--- START ---

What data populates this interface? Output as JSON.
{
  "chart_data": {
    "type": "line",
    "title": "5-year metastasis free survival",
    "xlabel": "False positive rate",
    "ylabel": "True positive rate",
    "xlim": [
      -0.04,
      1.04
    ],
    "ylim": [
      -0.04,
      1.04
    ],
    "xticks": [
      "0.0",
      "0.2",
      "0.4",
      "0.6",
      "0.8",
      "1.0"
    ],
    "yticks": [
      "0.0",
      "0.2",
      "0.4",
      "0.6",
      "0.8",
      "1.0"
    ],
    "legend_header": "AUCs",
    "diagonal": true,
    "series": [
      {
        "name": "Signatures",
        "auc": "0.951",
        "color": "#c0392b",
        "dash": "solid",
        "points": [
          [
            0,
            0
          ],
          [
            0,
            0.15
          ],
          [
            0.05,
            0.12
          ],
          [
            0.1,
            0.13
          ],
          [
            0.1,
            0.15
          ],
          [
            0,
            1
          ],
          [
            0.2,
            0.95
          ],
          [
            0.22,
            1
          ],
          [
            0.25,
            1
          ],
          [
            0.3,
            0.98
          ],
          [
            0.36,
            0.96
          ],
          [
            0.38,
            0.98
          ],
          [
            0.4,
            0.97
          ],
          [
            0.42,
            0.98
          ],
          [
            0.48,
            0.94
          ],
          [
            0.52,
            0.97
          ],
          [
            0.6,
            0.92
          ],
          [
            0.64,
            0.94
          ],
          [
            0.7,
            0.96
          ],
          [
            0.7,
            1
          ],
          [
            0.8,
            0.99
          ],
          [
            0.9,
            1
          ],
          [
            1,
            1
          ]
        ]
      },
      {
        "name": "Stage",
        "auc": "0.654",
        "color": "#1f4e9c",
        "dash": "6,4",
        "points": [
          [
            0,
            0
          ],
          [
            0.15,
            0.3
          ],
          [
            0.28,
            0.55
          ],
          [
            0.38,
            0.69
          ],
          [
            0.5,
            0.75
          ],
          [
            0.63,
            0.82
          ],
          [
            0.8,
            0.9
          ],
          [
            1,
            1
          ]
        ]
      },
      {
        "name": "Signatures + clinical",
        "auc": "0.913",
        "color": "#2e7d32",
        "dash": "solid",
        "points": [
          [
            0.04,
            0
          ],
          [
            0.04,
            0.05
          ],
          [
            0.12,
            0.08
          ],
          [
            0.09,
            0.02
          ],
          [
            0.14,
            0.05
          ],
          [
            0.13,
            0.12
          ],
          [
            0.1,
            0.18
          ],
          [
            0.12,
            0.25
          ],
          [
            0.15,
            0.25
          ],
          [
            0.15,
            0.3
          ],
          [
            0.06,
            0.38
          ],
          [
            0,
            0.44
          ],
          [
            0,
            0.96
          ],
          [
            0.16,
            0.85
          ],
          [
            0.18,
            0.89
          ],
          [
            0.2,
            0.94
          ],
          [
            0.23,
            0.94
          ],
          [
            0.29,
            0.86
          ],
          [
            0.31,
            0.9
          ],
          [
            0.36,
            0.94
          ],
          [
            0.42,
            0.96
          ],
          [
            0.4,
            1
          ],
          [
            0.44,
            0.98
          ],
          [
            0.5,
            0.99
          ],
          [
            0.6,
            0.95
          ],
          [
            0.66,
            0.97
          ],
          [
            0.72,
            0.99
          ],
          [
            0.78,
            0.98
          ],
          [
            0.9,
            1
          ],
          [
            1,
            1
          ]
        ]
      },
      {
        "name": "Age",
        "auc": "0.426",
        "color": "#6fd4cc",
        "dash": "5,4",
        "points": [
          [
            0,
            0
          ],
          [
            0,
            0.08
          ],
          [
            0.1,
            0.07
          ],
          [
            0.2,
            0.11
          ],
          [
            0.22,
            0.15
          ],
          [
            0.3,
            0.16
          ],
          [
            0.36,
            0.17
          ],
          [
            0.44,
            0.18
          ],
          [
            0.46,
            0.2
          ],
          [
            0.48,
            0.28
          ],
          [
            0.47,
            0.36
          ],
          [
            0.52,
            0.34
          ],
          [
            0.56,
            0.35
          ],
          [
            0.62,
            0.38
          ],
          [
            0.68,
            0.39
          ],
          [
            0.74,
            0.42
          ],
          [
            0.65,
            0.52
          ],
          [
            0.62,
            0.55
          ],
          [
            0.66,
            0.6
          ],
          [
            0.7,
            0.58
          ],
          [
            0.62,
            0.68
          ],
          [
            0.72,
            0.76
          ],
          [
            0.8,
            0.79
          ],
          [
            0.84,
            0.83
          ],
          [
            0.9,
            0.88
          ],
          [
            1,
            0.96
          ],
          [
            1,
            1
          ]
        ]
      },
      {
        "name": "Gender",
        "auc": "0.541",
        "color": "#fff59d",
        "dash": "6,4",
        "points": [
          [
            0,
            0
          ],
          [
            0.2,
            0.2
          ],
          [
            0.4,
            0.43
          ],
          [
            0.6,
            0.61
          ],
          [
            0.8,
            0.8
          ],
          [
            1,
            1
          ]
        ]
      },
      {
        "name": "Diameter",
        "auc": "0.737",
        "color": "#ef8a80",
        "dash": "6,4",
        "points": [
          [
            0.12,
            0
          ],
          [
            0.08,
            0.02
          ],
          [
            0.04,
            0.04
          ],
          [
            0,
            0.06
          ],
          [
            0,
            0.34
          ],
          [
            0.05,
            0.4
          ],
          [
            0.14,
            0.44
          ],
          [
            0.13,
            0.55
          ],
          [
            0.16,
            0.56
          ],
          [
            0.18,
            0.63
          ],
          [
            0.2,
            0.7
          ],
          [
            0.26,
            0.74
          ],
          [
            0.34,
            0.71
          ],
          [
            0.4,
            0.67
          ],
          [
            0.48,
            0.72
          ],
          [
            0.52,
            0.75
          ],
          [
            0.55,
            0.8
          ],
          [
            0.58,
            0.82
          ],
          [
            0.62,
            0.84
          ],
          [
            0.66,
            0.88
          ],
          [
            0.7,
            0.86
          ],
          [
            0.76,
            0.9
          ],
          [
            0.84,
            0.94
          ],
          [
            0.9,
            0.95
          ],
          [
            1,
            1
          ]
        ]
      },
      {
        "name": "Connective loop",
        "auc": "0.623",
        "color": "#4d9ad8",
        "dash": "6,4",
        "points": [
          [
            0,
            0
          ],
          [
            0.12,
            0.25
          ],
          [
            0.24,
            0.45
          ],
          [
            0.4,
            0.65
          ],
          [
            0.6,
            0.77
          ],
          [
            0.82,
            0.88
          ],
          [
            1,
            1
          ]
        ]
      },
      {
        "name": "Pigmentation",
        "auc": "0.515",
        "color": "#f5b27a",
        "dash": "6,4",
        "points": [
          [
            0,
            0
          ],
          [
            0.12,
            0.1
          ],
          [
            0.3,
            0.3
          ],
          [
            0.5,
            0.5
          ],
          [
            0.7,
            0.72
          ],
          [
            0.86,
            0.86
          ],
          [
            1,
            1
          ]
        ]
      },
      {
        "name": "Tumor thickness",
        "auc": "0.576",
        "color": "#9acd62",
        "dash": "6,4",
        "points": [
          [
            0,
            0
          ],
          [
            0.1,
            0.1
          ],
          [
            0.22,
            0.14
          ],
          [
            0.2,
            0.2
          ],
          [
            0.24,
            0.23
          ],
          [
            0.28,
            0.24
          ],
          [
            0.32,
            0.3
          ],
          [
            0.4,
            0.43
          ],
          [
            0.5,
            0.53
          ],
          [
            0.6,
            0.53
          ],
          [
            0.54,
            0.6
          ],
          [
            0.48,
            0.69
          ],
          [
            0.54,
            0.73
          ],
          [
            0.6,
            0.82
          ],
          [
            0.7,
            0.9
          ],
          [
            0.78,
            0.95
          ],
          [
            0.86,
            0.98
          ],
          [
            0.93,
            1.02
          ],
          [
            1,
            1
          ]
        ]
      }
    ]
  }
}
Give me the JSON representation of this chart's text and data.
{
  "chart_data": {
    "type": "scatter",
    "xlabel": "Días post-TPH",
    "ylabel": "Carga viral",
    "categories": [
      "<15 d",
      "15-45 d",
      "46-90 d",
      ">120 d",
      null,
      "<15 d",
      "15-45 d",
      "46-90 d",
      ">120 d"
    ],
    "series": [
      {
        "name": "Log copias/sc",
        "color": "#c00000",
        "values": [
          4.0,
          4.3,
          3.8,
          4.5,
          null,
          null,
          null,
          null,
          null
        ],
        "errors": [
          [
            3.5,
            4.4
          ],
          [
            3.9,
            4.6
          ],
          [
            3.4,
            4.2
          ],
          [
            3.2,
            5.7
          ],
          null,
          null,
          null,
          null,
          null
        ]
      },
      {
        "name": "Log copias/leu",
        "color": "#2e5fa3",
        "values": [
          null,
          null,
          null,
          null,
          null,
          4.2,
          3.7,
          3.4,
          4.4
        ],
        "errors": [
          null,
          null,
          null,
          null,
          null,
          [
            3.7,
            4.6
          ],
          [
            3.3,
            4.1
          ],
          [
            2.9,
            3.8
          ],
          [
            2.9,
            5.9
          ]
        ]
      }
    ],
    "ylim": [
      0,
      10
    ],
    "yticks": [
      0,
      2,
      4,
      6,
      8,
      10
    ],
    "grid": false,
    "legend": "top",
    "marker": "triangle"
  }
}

--- END ---

__What to do__: Please show the lines of the material that contain the string "Signatures".

__Response__:
        "name": "Signatures",
        "name": "Signatures + clinical",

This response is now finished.